**Records**
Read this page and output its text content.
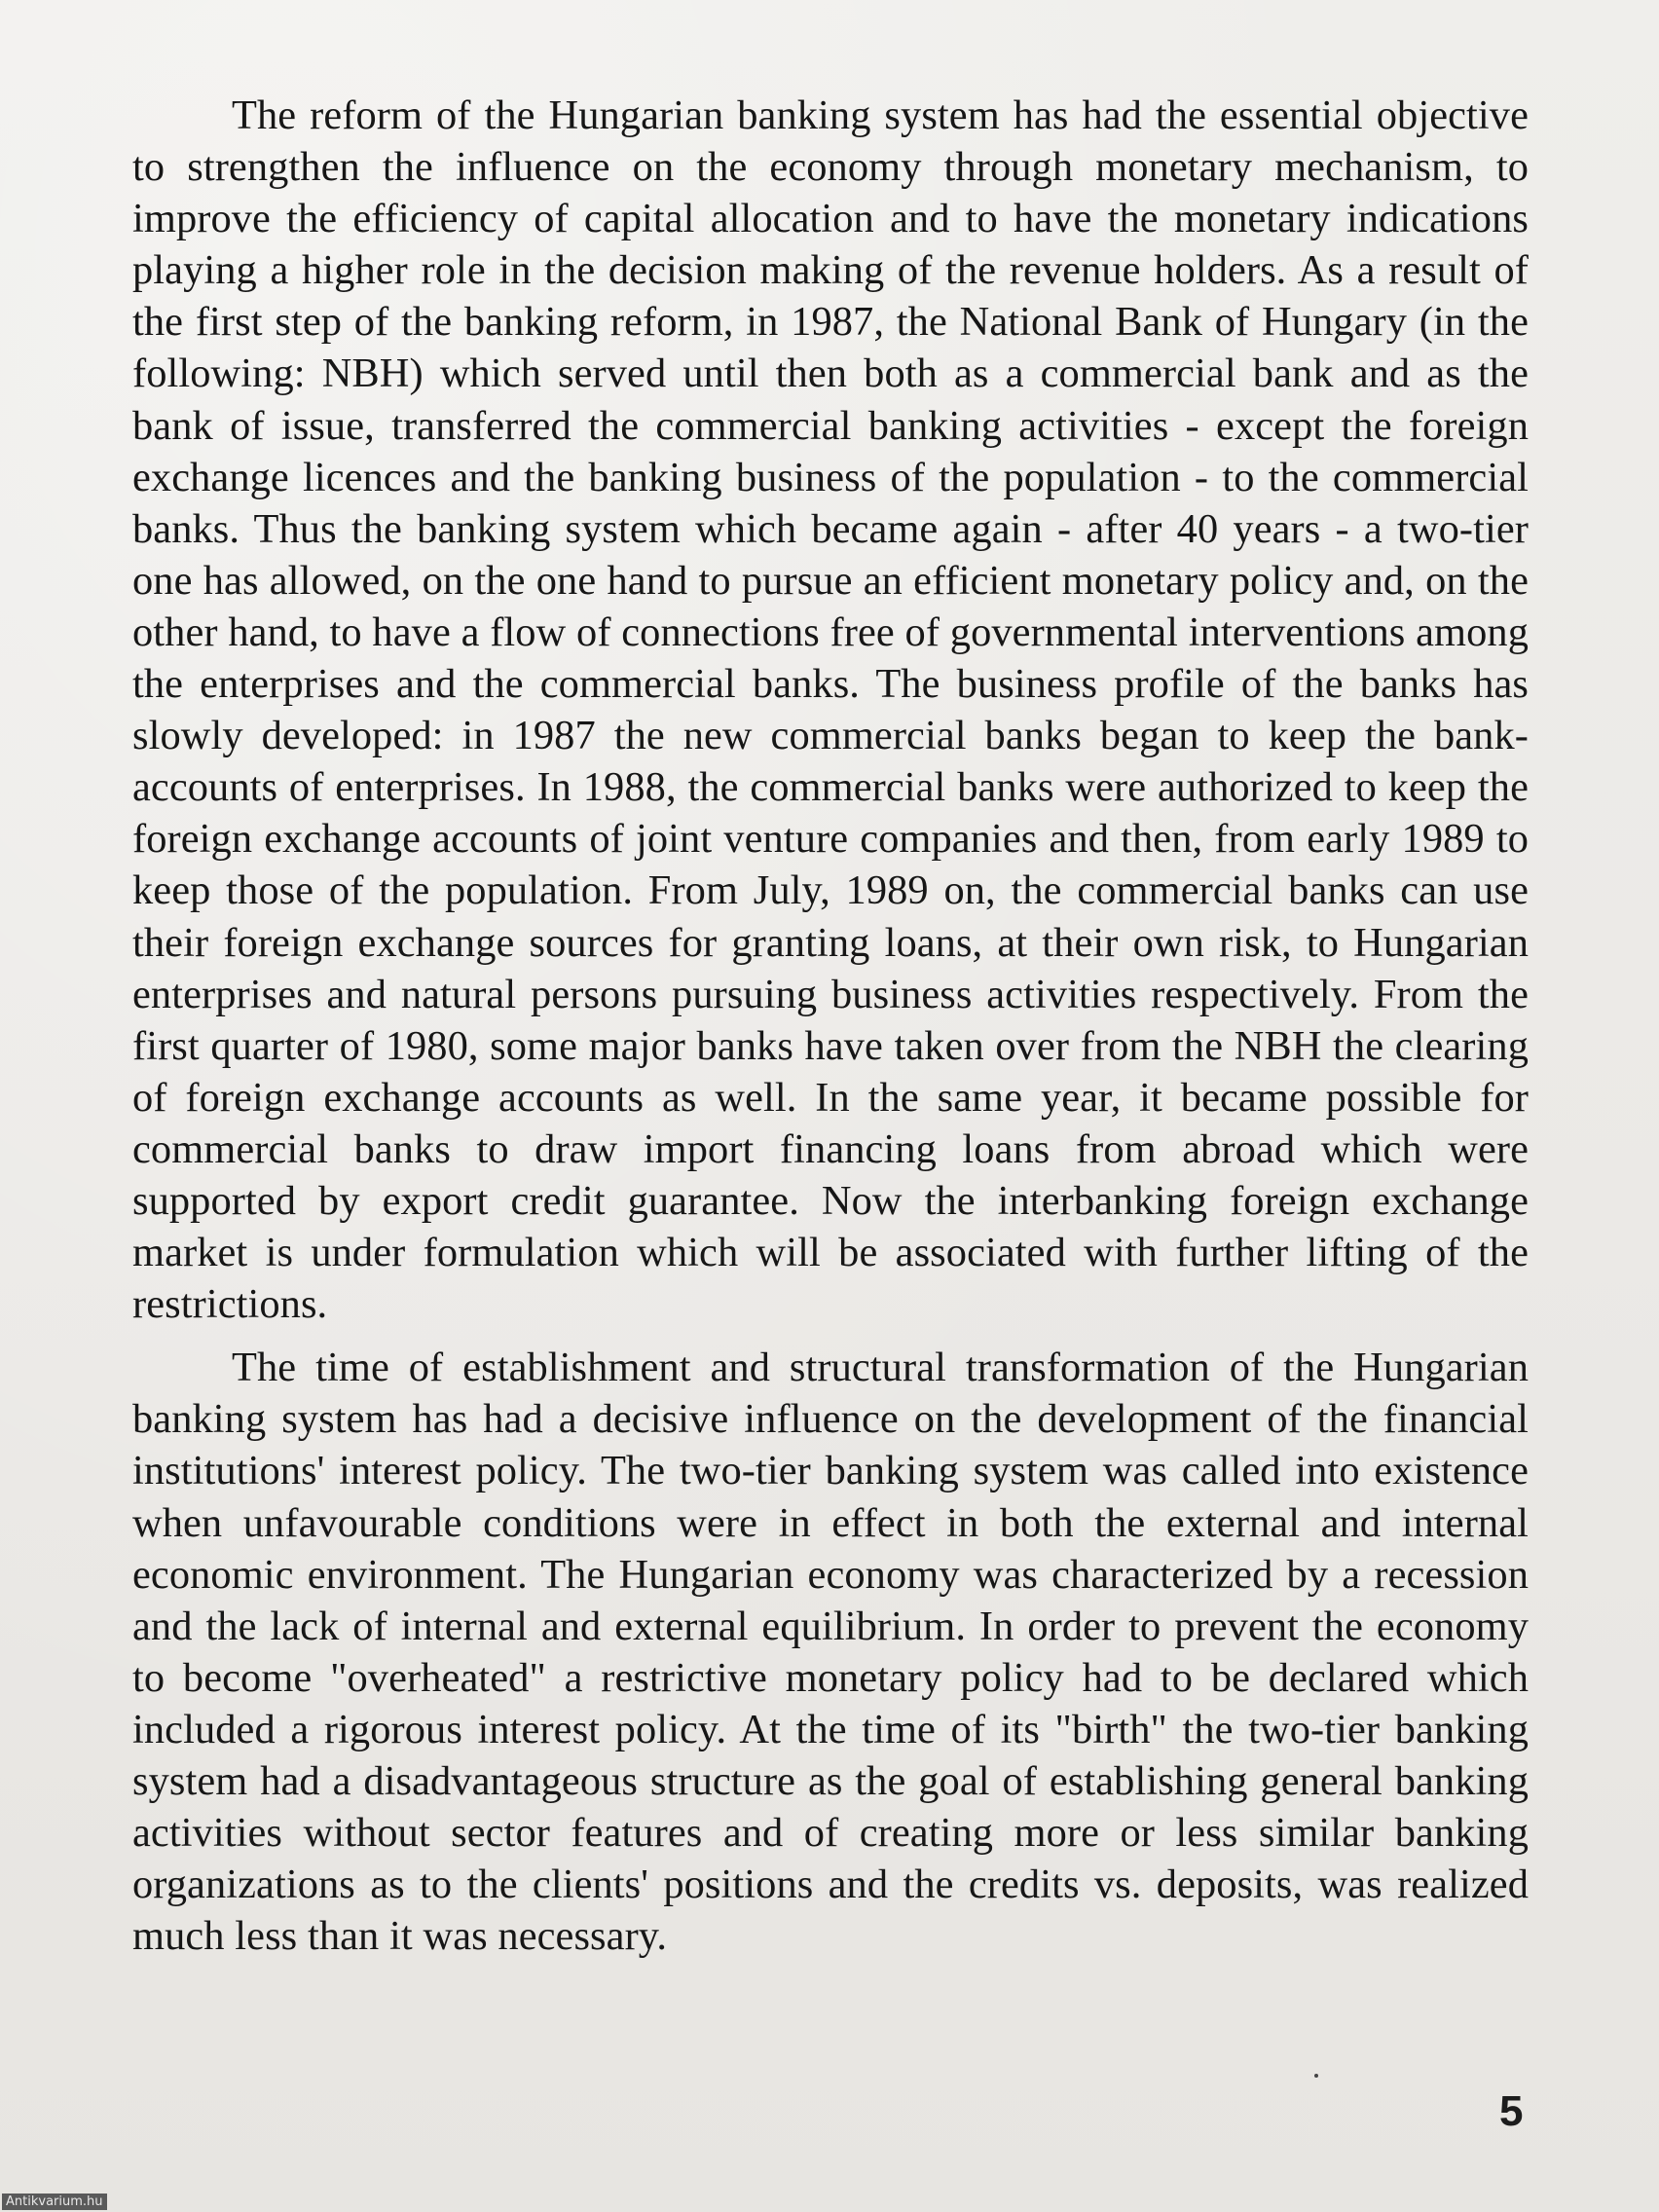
The reform of the Hungarian banking system has had the essential objective to strengthen the influence on the economy through monetary mechanism, to improve the efficiency of capital allocation and to have the monetary indications playing a higher role in the decision making of the revenue holders. As a result of the first step of the banking reform, in 1987, the National Bank of Hungary (in the following: NBH) which served until then both as a commercial bank and as the bank of issue, transferred the commercial banking activities - except the foreign exchange licences and the banking business of the population - to the commercial banks. Thus the banking system which became again - after 40 years - a two-tier one has allowed, on the one hand to pursue an efficient monetary policy and, on the other hand, to have a flow of connections free of governmental interventions among the enterprises and the commercial banks. The business profile of the banks has slowly developed: in 1987 the new commercial banks began to keep the bank-accounts of enterprises. In 1988, the commercial banks were authorized to keep the foreign exchange accounts of joint venture companies and then, from early 1989 to keep those of the population. From July, 1989 on, the commercial banks can use their foreign exchange sources for granting loans, at their own risk, to Hungarian enterprises and natural persons pursuing business activities respectively. From the first quarter of 1980, some major banks have taken over from the NBH the clearing of foreign exchange accounts as well. In the same year, it became possible for commercial banks to draw import financing loans from abroad which were supported by export credit guarantee. Now the interbanking foreign exchange market is under formulation which will be associated with further lifting of the restrictions.

The time of establishment and structural transformation of the Hungarian banking system has had a decisive influence on the development of the financial institutions' interest policy. The two-tier banking system was called into existence when unfavourable conditions were in effect in both the external and internal economic environment. The Hungarian economy was characterized by a recession and the lack of internal and external equilibrium. In order to prevent the economy to become "overheated" a restrictive monetary policy had to be declared which included a rigorous interest policy. At the time of its "birth" the two-tier banking system had a disadvantageous structure as the goal of establishing general banking activities without sector features and of creating more or less similar banking organizations as to the clients' positions and the credits vs. deposits, was realized much less than it was necessary.

5
Antikvarium.hu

**Stated goal**
Pictures stay out; reproduce every line of the records exactly.

**Full response**
Read this page and output its text content.
The reform of the Hungarian banking system has had the essential objective to strengthen the influence on the economy through monetary mechanism, to improve the efficiency of capital allocation and to have the monetary indications playing a higher role in the decision making of the revenue holders. As a result of the first step of the banking reform, in 1987, the National Bank of Hungary (in the following: NBH) which served until then both as a commercial bank and as the bank of issue, transferred the commercial banking activities - except the foreign exchange licences and the banking business of the population - to the commercial banks. Thus the banking system which became again - after 40 years - a two-tier one has allowed, on the one hand to pursue an efficient monetary policy and, on the other hand, to have a flow of connections free of governmental interventions among the enterprises and the commercial banks. The business profile of the banks has slowly developed: in 1987 the new commercial banks began to keep the bank-accounts of enterprises. In 1988, the commercial banks were authorized to keep the foreign exchange accounts of joint venture companies and then, from early 1989 to keep those of the population. From July, 1989 on, the commercial banks can use their foreign exchange sources for granting loans, at their own risk, to Hungarian enterprises and natural persons pursuing business activities respectively. From the first quarter of 1980, some major banks have taken over from the NBH the clearing of foreign exchange accounts as well. In the same year, it became possible for commercial banks to draw import financing loans from abroad which were supported by export credit guarantee. Now the interbanking foreign exchange market is under formulation which will be associated with further lifting of the restrictions.

The time of establishment and structural transformation of the Hungarian banking system has had a decisive influence on the development of the financial institutions' interest policy. The two-tier banking system was called into existence when unfavourable conditions were in effect in both the external and internal economic environment. The Hungarian economy was characterized by a recession and the lack of internal and external equilibrium. In order to prevent the economy to become "overheated" a restrictive monetary policy had to be declared which included a rigorous interest policy. At the time of its "birth" the two-tier banking system had a disadvantageous structure as the goal of establishing general banking activities without sector features and of creating more or less similar banking organizations as to the clients' positions and the credits vs. deposits, was realized much less than it was necessary.

5
Antikvarium.hu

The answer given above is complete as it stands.